§ Stated task:
Write out all the entries word for word and omit any pictures.

Figure record listings
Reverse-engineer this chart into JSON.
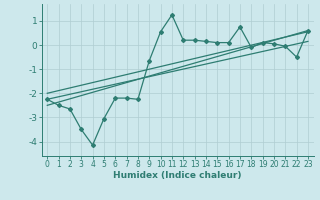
{
  "xlabel": "Humidex (Indice chaleur)",
  "bg_color": "#cde8ec",
  "line_color": "#2e7d72",
  "grid_color": "#b0cdd2",
  "xlim": [
    -0.5,
    23.5
  ],
  "ylim": [
    -4.6,
    1.7
  ],
  "yticks": [
    1,
    0,
    -1,
    -2,
    -3,
    -4
  ],
  "xticks": [
    0,
    1,
    2,
    3,
    4,
    5,
    6,
    7,
    8,
    9,
    10,
    11,
    12,
    13,
    14,
    15,
    16,
    17,
    18,
    19,
    20,
    21,
    22,
    23
  ],
  "series1_x": [
    0,
    1,
    2,
    3,
    4,
    5,
    6,
    7,
    8,
    9,
    10,
    11,
    12,
    13,
    14,
    15,
    16,
    17,
    18,
    19,
    20,
    21,
    22,
    23
  ],
  "series1_y": [
    -2.25,
    -2.5,
    -2.65,
    -3.5,
    -4.15,
    -3.05,
    -2.2,
    -2.2,
    -2.25,
    -0.65,
    0.55,
    1.25,
    0.2,
    0.2,
    0.15,
    0.1,
    0.1,
    0.75,
    -0.1,
    0.1,
    0.05,
    -0.05,
    -0.5,
    0.6
  ],
  "series2_x": [
    0,
    23
  ],
  "series2_y": [
    -2.25,
    0.15
  ],
  "series3_x": [
    0,
    23
  ],
  "series3_y": [
    -2.0,
    0.55
  ],
  "series4_x": [
    0,
    23
  ],
  "series4_y": [
    -2.5,
    0.6
  ]
}
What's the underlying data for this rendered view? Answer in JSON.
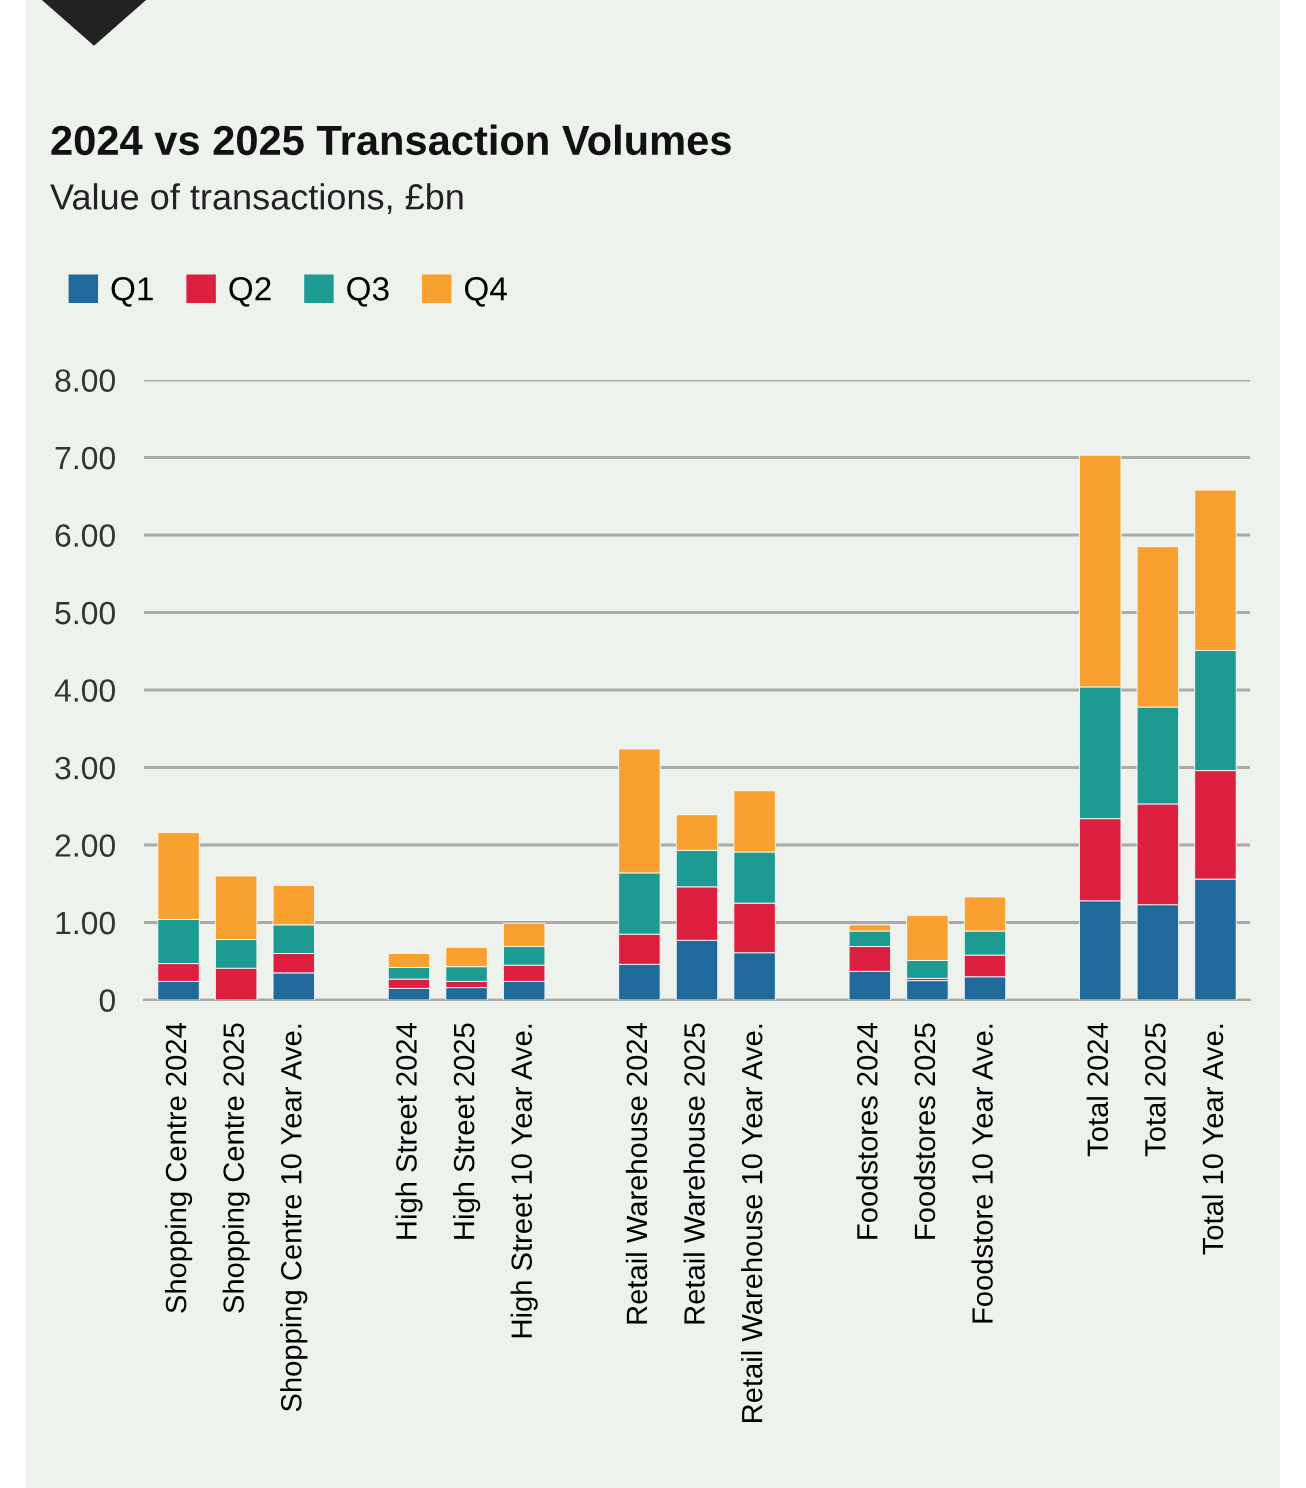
{
  "chart_data": {
    "type": "bar",
    "title": "2024 vs 2025 Transaction Volumes",
    "subtitle": "Value of transactions, £bn",
    "categories": [
      "Shopping Centre 2024",
      "Shopping Centre 2025",
      "Shopping Centre 10 Year Ave.",
      null,
      "High Street 2024",
      "High Street 2025",
      "High Street 10 Year Ave.",
      null,
      "Retail Warehouse 2024",
      "Retail Warehouse 2025",
      "Retail Warehouse 10 Year Ave.",
      null,
      "Foodstores 2024",
      "Foodstores 2025",
      "Foodstore 10 Year Ave.",
      null,
      "Total 2024",
      "Total 2025",
      "Total 10 Year Ave."
    ],
    "stacked": true,
    "series": [
      {
        "name": "Q1",
        "color": "#1f6a9a",
        "values": [
          0.24,
          null,
          0.35,
          null,
          0.15,
          0.16,
          0.24,
          null,
          0.46,
          0.77,
          0.61,
          null,
          0.37,
          0.25,
          0.3,
          null,
          1.28,
          1.23,
          1.56
        ]
      },
      {
        "name": "Q2",
        "color": "#dc1f3e",
        "values": [
          0.23,
          0.41,
          0.25,
          null,
          0.12,
          0.08,
          0.21,
          null,
          0.39,
          0.69,
          0.64,
          null,
          0.32,
          0.03,
          0.28,
          null,
          1.06,
          1.3,
          1.4
        ]
      },
      {
        "name": "Q3",
        "color": "#1d9a92",
        "values": [
          0.57,
          0.37,
          0.37,
          null,
          0.15,
          0.19,
          0.24,
          null,
          0.79,
          0.47,
          0.66,
          null,
          0.2,
          0.23,
          0.31,
          null,
          1.7,
          1.25,
          1.55
        ]
      },
      {
        "name": "Q4",
        "color": "#f9a130",
        "values": [
          1.12,
          0.82,
          0.51,
          null,
          0.18,
          0.25,
          0.3,
          null,
          1.6,
          0.46,
          0.79,
          null,
          0.08,
          0.58,
          0.44,
          null,
          2.99,
          2.07,
          2.07
        ]
      }
    ],
    "ylim": [
      0,
      8
    ],
    "yticks": [
      {
        "value": 0,
        "label": "0"
      },
      {
        "value": 1,
        "label": "1.00"
      },
      {
        "value": 2,
        "label": "2.00"
      },
      {
        "value": 3,
        "label": "3.00"
      },
      {
        "value": 4,
        "label": "4.00"
      },
      {
        "value": 5,
        "label": "5.00"
      },
      {
        "value": 6,
        "label": "6.00"
      },
      {
        "value": 7,
        "label": "7.00"
      },
      {
        "value": 8,
        "label": "8.00"
      }
    ],
    "grid": "y",
    "legend": "top left"
  }
}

§ Exercise solution:
Reverse-engineer this chart into JSON.
{
  "xlabel": "Humidex (Indice chaleur)",
  "bg_color": "#cde8ec",
  "line_color": "#2e7d72",
  "grid_color": "#b0cdd2",
  "xlim": [
    -0.5,
    23.5
  ],
  "ylim": [
    -4.6,
    1.7
  ],
  "yticks": [
    1,
    0,
    -1,
    -2,
    -3,
    -4
  ],
  "xticks": [
    0,
    1,
    2,
    3,
    4,
    5,
    6,
    7,
    8,
    9,
    10,
    11,
    12,
    13,
    14,
    15,
    16,
    17,
    18,
    19,
    20,
    21,
    22,
    23
  ],
  "series1_x": [
    0,
    1,
    2,
    3,
    4,
    5,
    6,
    7,
    8,
    9,
    10,
    11,
    12,
    13,
    14,
    15,
    16,
    17,
    18,
    19,
    20,
    21,
    22,
    23
  ],
  "series1_y": [
    -2.25,
    -2.5,
    -2.65,
    -3.5,
    -4.15,
    -3.05,
    -2.2,
    -2.2,
    -2.25,
    -0.65,
    0.55,
    1.25,
    0.2,
    0.2,
    0.15,
    0.1,
    0.1,
    0.75,
    -0.1,
    0.1,
    0.05,
    -0.05,
    -0.5,
    0.6
  ],
  "series2_x": [
    0,
    23
  ],
  "series2_y": [
    -2.25,
    0.15
  ],
  "series3_x": [
    0,
    23
  ],
  "series3_y": [
    -2.0,
    0.55
  ],
  "series4_x": [
    0,
    23
  ],
  "series4_y": [
    -2.5,
    0.6
  ]
}
What's the underlying data for this rendered view? Answer in JSON.
{
  "chart_data": {
    "type": "bar",
    "title": "2024 vs 2025 Transaction Volumes",
    "subtitle": "Value of transactions, £bn",
    "categories": [
      "Shopping Centre 2024",
      "Shopping Centre 2025",
      "Shopping Centre 10 Year Ave.",
      null,
      "High Street 2024",
      "High Street 2025",
      "High Street 10 Year Ave.",
      null,
      "Retail Warehouse 2024",
      "Retail Warehouse 2025",
      "Retail Warehouse 10 Year Ave.",
      null,
      "Foodstores 2024",
      "Foodstores 2025",
      "Foodstore 10 Year Ave.",
      null,
      "Total 2024",
      "Total 2025",
      "Total 10 Year Ave."
    ],
    "stacked": true,
    "series": [
      {
        "name": "Q1",
        "color": "#1f6a9a",
        "values": [
          0.24,
          null,
          0.35,
          null,
          0.15,
          0.16,
          0.24,
          null,
          0.46,
          0.77,
          0.61,
          null,
          0.37,
          0.25,
          0.3,
          null,
          1.28,
          1.23,
          1.56
        ]
      },
      {
        "name": "Q2",
        "color": "#dc1f3e",
        "values": [
          0.23,
          0.41,
          0.25,
          null,
          0.12,
          0.08,
          0.21,
          null,
          0.39,
          0.69,
          0.64,
          null,
          0.32,
          0.03,
          0.28,
          null,
          1.06,
          1.3,
          1.4
        ]
      },
      {
        "name": "Q3",
        "color": "#1d9a92",
        "values": [
          0.57,
          0.37,
          0.37,
          null,
          0.15,
          0.19,
          0.24,
          null,
          0.79,
          0.47,
          0.66,
          null,
          0.2,
          0.23,
          0.31,
          null,
          1.7,
          1.25,
          1.55
        ]
      },
      {
        "name": "Q4",
        "color": "#f9a130",
        "values": [
          1.12,
          0.82,
          0.51,
          null,
          0.18,
          0.25,
          0.3,
          null,
          1.6,
          0.46,
          0.79,
          null,
          0.08,
          0.58,
          0.44,
          null,
          2.99,
          2.07,
          2.07
        ]
      }
    ],
    "ylim": [
      0,
      8
    ],
    "yticks": [
      {
        "value": 0,
        "label": "0"
      },
      {
        "value": 1,
        "label": "1.00"
      },
      {
        "value": 2,
        "label": "2.00"
      },
      {
        "value": 3,
        "label": "3.00"
      },
      {
        "value": 4,
        "label": "4.00"
      },
      {
        "value": 5,
        "label": "5.00"
      },
      {
        "value": 6,
        "label": "6.00"
      },
      {
        "value": 7,
        "label": "7.00"
      },
      {
        "value": 8,
        "label": "8.00"
      }
    ],
    "grid": "y",
    "legend": "top left"
  }
}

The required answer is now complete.